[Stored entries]
####################
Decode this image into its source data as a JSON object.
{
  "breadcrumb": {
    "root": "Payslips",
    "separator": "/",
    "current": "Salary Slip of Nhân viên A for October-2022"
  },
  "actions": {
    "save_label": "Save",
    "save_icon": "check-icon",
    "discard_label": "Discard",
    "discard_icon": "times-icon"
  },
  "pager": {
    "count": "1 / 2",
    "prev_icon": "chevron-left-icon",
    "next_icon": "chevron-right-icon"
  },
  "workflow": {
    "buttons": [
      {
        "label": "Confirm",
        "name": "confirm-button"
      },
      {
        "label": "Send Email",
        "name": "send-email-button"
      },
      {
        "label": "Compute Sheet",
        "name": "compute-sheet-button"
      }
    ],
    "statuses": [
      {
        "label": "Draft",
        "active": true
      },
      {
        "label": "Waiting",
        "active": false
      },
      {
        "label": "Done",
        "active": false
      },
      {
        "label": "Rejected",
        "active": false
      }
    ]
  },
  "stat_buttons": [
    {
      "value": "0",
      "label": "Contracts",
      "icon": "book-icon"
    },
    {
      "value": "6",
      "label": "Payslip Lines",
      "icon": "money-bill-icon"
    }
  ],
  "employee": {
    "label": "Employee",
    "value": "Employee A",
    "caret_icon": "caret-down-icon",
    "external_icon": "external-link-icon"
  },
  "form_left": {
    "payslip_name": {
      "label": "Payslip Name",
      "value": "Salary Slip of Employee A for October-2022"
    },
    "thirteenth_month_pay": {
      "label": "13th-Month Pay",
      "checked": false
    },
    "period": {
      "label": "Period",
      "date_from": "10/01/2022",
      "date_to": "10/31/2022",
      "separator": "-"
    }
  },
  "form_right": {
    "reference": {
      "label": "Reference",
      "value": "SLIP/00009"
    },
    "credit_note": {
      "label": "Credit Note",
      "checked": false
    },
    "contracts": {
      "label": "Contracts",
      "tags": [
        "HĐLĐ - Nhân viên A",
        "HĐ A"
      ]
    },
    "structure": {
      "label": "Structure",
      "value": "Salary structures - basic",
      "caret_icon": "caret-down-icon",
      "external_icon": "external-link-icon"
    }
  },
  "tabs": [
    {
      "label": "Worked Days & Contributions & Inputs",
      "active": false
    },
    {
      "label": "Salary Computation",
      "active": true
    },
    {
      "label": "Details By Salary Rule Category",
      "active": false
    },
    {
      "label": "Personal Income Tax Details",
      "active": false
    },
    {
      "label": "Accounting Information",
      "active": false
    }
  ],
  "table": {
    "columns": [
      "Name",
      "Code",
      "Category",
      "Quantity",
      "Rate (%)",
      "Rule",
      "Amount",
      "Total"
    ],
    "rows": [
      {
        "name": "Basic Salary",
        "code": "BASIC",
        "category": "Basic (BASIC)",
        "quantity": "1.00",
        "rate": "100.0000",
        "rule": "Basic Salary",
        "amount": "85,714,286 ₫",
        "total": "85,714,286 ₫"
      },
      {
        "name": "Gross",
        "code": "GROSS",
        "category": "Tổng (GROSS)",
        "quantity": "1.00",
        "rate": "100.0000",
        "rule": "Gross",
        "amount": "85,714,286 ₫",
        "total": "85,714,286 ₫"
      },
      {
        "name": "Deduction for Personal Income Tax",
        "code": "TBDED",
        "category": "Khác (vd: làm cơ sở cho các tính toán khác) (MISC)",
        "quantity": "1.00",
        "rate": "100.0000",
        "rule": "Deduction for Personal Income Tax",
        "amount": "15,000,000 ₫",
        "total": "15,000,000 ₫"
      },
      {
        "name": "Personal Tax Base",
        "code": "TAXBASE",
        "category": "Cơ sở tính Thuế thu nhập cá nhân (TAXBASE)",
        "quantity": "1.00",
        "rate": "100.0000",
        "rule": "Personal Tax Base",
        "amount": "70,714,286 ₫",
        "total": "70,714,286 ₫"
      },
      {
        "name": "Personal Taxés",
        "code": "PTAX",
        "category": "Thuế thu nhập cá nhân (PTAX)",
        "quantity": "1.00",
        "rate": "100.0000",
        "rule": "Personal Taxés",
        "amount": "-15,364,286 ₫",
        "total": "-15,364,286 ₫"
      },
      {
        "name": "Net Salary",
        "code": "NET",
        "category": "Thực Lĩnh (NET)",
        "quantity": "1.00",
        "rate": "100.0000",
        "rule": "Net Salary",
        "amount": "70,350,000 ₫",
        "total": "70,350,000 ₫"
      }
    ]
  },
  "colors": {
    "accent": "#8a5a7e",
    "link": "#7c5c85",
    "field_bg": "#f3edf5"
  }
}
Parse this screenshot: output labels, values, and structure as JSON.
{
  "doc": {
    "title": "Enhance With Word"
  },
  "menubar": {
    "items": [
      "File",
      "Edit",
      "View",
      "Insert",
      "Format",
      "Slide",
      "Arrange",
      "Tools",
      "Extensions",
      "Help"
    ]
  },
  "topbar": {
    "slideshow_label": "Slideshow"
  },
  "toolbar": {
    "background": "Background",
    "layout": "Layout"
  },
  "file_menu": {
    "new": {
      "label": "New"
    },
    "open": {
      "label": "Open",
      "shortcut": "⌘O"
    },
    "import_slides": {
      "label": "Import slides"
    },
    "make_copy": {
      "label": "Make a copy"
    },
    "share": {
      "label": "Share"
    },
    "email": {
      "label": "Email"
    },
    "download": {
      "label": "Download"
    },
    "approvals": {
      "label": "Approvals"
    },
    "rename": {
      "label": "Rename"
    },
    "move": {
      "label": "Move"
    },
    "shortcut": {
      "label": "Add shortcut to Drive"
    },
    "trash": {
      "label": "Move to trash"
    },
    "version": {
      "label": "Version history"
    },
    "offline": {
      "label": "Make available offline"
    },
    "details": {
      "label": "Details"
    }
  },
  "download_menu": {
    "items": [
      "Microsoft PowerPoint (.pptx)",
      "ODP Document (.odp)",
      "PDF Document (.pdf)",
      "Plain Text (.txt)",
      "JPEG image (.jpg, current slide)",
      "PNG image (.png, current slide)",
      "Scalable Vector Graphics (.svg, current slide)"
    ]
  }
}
####################
Job: List every line from the entries above in which "shortcut" appears.

Written response:
      "shortcut": "⌘O"
    "shortcut": {
      "label": "Add shortcut to Drive"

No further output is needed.